### [Task details]
How many lines in this data contain the string "Εύρος"? Reply with the number only.

------ Supplied material ------

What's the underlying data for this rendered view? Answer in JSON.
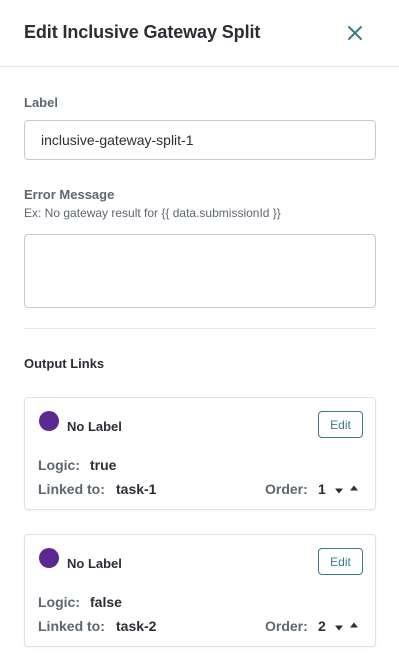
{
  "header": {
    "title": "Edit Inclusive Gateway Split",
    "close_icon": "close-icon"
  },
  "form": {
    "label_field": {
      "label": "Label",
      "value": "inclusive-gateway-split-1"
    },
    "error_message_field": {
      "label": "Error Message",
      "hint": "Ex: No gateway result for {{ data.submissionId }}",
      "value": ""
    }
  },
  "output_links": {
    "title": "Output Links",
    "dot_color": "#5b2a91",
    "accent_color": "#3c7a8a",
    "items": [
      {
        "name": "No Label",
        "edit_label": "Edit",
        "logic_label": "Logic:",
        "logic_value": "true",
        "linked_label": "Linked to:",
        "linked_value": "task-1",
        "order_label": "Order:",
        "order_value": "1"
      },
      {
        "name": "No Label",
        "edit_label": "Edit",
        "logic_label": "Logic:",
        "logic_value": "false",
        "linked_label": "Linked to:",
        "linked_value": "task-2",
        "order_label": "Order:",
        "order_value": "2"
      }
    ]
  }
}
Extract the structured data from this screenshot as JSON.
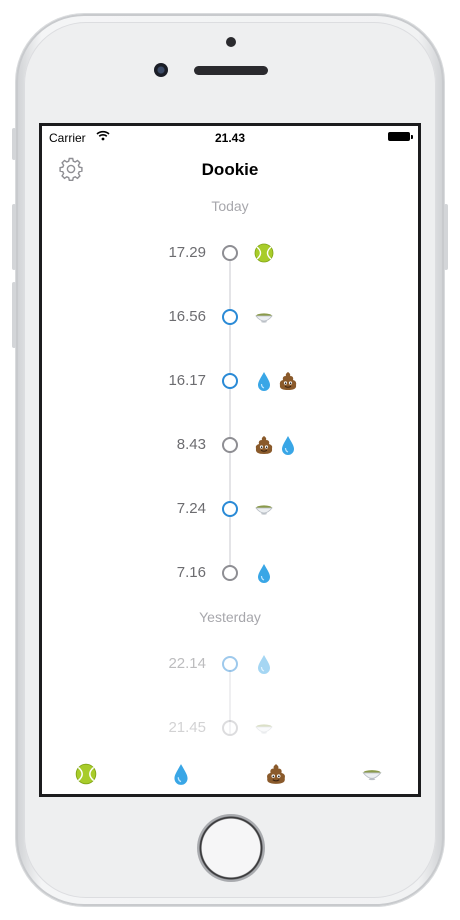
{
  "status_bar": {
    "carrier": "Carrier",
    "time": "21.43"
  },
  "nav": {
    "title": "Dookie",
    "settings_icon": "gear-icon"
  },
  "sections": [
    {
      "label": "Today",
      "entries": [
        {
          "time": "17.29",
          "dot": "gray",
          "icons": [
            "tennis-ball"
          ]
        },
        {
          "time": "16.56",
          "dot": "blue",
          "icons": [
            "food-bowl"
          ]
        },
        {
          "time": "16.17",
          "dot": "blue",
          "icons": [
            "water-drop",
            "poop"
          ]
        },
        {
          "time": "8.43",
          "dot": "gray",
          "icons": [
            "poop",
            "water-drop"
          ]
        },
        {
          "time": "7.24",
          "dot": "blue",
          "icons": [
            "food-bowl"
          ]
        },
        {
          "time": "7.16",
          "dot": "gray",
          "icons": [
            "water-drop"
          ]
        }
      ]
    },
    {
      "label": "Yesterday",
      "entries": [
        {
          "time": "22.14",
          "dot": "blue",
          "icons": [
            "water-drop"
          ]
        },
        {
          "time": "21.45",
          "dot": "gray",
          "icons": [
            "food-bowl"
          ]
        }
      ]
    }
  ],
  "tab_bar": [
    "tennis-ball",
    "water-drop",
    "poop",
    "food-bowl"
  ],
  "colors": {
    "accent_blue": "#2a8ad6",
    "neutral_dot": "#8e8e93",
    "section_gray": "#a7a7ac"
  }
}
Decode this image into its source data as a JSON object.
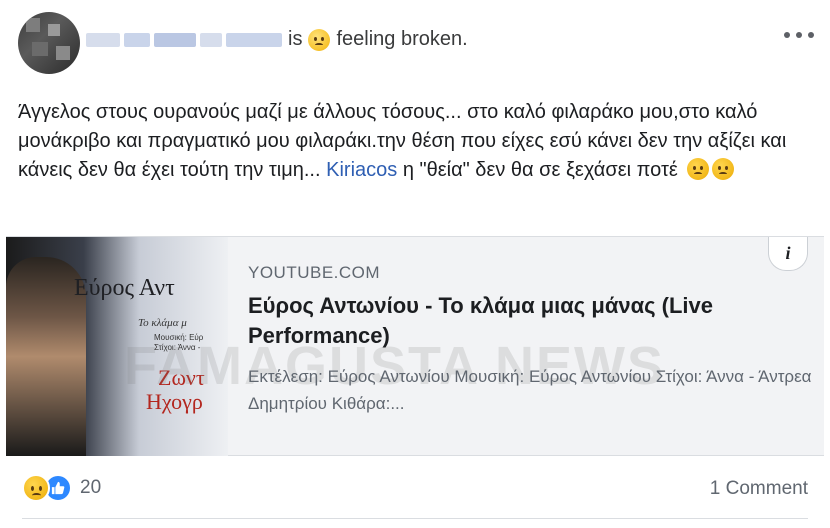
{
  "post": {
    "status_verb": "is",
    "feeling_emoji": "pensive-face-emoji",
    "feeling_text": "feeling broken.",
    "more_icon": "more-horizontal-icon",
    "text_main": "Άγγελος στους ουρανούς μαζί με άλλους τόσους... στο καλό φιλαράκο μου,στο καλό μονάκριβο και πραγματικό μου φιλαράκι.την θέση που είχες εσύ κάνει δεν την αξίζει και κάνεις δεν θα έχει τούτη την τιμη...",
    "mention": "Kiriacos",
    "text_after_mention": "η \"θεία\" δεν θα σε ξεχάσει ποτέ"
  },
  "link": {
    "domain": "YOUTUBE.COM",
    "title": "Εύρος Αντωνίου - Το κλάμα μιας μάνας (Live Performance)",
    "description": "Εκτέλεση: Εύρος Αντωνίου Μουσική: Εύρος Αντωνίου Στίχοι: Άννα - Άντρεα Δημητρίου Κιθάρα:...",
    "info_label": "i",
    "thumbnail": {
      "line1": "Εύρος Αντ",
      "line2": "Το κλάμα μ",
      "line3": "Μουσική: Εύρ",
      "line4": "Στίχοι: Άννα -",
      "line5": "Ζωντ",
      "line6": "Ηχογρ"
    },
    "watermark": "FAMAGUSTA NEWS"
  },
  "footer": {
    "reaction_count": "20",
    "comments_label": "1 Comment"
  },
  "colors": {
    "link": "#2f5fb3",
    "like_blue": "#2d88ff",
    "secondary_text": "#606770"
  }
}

------
------ Supplied material ------

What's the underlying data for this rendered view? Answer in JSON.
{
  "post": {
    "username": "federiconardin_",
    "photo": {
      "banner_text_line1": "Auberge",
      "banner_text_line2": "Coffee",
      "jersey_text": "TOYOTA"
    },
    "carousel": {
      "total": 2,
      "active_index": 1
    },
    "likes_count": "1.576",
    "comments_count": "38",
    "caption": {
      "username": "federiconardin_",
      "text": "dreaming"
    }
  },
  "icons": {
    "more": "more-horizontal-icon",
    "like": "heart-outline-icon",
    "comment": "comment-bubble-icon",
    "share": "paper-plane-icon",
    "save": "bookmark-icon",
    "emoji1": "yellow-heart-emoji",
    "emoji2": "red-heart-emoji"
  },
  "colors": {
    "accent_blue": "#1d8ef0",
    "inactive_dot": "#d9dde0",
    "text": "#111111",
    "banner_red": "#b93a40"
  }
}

------
------ Supplied material ------

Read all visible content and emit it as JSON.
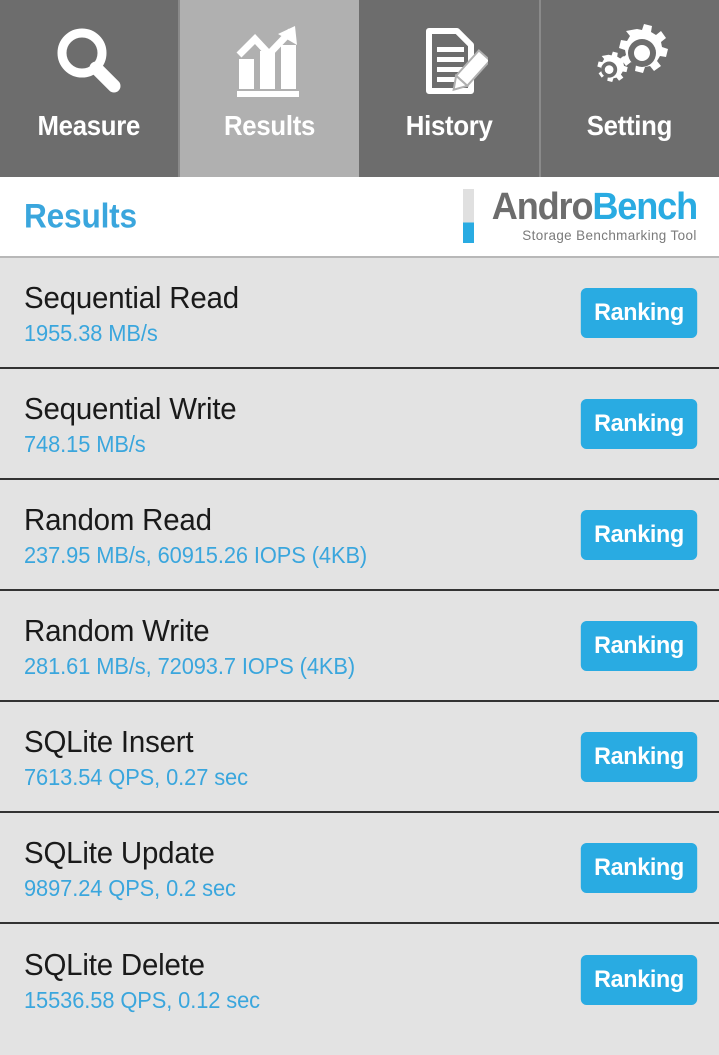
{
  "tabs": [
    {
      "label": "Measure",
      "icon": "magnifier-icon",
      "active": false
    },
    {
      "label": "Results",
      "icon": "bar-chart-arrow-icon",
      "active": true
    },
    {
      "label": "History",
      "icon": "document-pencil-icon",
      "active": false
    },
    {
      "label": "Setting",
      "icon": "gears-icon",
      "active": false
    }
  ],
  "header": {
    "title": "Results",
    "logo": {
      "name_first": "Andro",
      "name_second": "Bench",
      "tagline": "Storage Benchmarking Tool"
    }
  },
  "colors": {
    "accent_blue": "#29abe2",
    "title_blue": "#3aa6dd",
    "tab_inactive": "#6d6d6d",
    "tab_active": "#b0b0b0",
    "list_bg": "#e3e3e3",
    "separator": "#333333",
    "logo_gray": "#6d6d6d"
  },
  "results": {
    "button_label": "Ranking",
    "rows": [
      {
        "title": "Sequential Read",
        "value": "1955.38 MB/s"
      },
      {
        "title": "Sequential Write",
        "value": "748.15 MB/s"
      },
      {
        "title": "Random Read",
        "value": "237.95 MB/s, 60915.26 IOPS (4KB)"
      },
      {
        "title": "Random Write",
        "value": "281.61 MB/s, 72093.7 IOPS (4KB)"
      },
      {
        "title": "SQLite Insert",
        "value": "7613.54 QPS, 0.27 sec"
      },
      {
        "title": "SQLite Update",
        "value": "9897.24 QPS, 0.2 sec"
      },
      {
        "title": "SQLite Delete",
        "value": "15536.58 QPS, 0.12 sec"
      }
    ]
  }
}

------

### [Solution for this exercise]
3